**Written instruction**
In the records below, locate the line containing "Serialize everything readable", then extract it and all following lines exactly, ending with the last line.

(Records)
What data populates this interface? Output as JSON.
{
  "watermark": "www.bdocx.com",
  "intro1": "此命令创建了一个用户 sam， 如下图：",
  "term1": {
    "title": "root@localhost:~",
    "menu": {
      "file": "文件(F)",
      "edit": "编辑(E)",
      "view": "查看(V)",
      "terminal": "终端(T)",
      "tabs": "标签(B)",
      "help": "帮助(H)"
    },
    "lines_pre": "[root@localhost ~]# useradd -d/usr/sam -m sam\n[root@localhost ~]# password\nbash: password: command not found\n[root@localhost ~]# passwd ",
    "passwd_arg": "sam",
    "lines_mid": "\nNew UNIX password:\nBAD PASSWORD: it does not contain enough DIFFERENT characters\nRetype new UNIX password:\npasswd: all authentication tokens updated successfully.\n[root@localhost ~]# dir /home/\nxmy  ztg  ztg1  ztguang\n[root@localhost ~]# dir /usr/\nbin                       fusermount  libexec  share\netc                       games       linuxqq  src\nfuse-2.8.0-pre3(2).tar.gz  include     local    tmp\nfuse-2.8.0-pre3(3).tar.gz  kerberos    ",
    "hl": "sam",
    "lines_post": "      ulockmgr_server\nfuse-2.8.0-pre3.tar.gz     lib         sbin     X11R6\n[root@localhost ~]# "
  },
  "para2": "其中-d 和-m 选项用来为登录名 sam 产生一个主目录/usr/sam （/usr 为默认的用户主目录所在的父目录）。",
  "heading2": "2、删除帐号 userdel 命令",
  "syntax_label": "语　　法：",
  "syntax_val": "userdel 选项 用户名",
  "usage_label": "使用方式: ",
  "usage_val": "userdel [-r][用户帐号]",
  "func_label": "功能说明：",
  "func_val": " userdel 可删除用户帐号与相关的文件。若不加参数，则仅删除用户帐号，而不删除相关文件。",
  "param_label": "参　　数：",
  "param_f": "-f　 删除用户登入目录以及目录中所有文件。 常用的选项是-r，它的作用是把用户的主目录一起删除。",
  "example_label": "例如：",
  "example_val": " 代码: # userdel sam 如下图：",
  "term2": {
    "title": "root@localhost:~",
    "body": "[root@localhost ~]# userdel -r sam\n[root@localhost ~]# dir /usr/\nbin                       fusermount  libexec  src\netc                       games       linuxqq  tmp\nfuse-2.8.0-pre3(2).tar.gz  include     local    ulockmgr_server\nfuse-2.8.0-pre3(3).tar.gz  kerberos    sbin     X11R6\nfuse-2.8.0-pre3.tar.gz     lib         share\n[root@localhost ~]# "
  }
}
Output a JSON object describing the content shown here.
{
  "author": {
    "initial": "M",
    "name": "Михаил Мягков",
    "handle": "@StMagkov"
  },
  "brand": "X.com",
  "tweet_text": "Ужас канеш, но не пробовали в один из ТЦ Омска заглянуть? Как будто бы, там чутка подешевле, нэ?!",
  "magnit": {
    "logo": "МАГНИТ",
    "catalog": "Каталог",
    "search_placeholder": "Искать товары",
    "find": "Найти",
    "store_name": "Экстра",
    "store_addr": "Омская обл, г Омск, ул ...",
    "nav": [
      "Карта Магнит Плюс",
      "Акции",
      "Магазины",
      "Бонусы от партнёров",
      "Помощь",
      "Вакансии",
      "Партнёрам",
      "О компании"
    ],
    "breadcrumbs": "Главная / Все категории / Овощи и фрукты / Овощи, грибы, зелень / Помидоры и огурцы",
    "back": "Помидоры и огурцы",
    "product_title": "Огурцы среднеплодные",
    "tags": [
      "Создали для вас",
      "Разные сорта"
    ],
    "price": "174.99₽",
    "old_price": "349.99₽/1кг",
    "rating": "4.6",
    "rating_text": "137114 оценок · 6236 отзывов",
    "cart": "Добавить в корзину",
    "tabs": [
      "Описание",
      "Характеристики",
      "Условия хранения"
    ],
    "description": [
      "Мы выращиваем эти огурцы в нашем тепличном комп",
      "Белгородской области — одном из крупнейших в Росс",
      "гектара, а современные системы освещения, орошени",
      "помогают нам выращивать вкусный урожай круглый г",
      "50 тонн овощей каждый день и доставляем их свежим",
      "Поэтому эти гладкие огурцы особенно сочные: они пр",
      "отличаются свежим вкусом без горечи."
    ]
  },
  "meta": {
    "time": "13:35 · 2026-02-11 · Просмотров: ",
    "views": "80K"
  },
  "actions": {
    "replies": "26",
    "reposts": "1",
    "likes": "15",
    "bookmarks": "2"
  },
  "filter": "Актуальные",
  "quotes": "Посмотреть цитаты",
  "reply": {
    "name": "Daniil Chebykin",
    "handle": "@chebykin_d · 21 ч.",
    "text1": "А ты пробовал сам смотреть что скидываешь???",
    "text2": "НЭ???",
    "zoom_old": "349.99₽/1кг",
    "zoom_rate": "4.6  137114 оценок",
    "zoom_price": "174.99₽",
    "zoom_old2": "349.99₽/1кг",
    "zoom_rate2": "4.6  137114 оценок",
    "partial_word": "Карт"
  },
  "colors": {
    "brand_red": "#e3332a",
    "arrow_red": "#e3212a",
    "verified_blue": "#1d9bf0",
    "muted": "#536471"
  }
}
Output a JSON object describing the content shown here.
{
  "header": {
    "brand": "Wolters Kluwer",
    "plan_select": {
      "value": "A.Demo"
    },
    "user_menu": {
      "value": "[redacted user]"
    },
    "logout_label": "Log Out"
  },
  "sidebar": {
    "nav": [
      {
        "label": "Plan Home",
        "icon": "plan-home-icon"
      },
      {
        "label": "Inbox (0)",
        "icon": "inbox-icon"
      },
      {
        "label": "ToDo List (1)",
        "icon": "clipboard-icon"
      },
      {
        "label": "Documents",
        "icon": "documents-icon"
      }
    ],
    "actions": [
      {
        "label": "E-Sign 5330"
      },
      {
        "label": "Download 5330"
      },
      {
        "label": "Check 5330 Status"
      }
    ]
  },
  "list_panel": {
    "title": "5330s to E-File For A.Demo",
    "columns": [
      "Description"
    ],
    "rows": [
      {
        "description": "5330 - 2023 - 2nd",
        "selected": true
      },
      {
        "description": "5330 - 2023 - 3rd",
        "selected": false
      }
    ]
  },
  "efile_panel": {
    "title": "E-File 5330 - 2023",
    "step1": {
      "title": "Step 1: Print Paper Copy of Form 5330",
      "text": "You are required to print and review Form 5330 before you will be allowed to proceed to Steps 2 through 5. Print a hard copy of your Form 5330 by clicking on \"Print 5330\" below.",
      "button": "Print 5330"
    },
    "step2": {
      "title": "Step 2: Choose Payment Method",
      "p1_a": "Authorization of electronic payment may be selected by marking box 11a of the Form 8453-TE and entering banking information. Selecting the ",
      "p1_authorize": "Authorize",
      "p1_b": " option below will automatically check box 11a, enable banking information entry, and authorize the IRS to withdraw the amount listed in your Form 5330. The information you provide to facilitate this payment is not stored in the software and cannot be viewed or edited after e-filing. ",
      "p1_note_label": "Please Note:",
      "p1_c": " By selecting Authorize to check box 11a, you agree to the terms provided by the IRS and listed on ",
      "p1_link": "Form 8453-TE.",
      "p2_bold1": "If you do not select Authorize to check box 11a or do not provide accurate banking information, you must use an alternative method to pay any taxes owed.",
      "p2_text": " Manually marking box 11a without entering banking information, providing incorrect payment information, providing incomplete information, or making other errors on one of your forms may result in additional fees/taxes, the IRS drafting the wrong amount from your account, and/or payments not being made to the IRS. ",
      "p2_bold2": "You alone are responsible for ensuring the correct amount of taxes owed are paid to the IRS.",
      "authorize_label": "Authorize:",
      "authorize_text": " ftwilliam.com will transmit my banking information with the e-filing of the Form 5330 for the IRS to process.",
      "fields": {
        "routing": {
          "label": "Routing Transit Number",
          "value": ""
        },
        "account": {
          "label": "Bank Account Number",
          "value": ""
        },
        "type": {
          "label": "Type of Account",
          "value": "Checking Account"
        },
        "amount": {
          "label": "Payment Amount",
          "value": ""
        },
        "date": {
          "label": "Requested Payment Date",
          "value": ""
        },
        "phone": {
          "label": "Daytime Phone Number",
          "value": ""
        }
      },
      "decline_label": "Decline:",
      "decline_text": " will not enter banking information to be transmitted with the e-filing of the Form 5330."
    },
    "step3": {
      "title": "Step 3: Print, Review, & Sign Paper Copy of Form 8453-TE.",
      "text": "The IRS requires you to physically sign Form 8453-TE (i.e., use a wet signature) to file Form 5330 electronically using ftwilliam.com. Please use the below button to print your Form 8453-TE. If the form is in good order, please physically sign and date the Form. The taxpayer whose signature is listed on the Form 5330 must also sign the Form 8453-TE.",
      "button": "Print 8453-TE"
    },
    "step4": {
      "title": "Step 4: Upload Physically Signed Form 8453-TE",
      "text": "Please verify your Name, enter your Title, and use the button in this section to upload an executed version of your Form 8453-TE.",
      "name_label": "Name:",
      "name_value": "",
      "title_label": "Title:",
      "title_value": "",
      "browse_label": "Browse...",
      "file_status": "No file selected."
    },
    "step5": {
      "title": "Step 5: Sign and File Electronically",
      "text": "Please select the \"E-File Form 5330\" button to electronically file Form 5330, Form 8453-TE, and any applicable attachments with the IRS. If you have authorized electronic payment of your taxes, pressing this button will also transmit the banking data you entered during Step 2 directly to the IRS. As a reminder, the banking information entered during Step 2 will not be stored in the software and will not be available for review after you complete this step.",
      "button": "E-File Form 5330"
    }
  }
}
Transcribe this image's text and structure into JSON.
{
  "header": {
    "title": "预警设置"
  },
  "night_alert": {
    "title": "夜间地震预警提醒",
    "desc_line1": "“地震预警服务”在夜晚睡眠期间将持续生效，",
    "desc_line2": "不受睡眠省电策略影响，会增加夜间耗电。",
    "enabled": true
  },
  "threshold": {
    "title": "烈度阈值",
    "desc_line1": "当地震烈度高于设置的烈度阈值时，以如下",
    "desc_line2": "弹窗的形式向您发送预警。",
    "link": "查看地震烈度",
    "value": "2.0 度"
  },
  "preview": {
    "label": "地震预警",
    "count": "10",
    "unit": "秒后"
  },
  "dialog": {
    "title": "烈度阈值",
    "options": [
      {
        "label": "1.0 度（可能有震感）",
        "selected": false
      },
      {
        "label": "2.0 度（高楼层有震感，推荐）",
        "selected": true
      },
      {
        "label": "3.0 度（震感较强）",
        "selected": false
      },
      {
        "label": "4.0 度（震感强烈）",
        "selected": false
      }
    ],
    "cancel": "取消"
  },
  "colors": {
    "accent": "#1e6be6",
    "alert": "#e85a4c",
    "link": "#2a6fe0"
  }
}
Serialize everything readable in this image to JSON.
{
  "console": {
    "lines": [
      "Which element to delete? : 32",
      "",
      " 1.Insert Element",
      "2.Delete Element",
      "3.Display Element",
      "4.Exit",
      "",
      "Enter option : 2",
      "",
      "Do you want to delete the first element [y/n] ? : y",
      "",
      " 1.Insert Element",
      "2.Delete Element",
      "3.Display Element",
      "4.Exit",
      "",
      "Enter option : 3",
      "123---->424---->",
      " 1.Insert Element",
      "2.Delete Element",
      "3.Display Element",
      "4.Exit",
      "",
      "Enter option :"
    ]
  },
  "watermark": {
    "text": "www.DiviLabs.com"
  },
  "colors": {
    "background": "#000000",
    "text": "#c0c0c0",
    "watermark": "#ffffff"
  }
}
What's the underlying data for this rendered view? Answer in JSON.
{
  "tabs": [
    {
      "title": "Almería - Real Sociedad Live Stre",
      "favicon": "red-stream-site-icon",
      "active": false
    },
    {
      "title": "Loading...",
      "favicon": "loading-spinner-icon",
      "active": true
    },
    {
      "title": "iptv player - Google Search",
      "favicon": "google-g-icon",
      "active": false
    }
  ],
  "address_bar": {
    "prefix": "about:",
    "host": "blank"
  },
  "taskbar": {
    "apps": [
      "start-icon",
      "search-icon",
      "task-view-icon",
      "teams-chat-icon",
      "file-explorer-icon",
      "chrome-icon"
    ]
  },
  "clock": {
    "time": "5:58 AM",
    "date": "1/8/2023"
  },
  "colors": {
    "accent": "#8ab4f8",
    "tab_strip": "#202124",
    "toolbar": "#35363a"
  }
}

**Task response**
Serialize everything readable in this image to JSON.
{
  "console": {
    "lines": [
      "Which element to delete? : 32",
      "",
      " 1.Insert Element",
      "2.Delete Element",
      "3.Display Element",
      "4.Exit",
      "",
      "Enter option : 2",
      "",
      "Do you want to delete the first element [y/n] ? : y",
      "",
      " 1.Insert Element",
      "2.Delete Element",
      "3.Display Element",
      "4.Exit",
      "",
      "Enter option : 3",
      "123---->424---->",
      " 1.Insert Element",
      "2.Delete Element",
      "3.Display Element",
      "4.Exit",
      "",
      "Enter option :"
    ]
  },
  "watermark": {
    "text": "www.DiviLabs.com"
  },
  "colors": {
    "background": "#000000",
    "text": "#c0c0c0",
    "watermark": "#ffffff"
  }
}
What's the underlying data for this rendered view? Answer in JSON.
{
  "tabs": [
    {
      "title": "Almería - Real Sociedad Live Stre",
      "favicon": "red-stream-site-icon",
      "active": false
    },
    {
      "title": "Loading...",
      "favicon": "loading-spinner-icon",
      "active": true
    },
    {
      "title": "iptv player - Google Search",
      "favicon": "google-g-icon",
      "active": false
    }
  ],
  "address_bar": {
    "prefix": "about:",
    "host": "blank"
  },
  "taskbar": {
    "apps": [
      "start-icon",
      "search-icon",
      "task-view-icon",
      "teams-chat-icon",
      "file-explorer-icon",
      "chrome-icon"
    ]
  },
  "clock": {
    "time": "5:58 AM",
    "date": "1/8/2023"
  },
  "colors": {
    "accent": "#8ab4f8",
    "tab_strip": "#202124",
    "toolbar": "#35363a"
  }
}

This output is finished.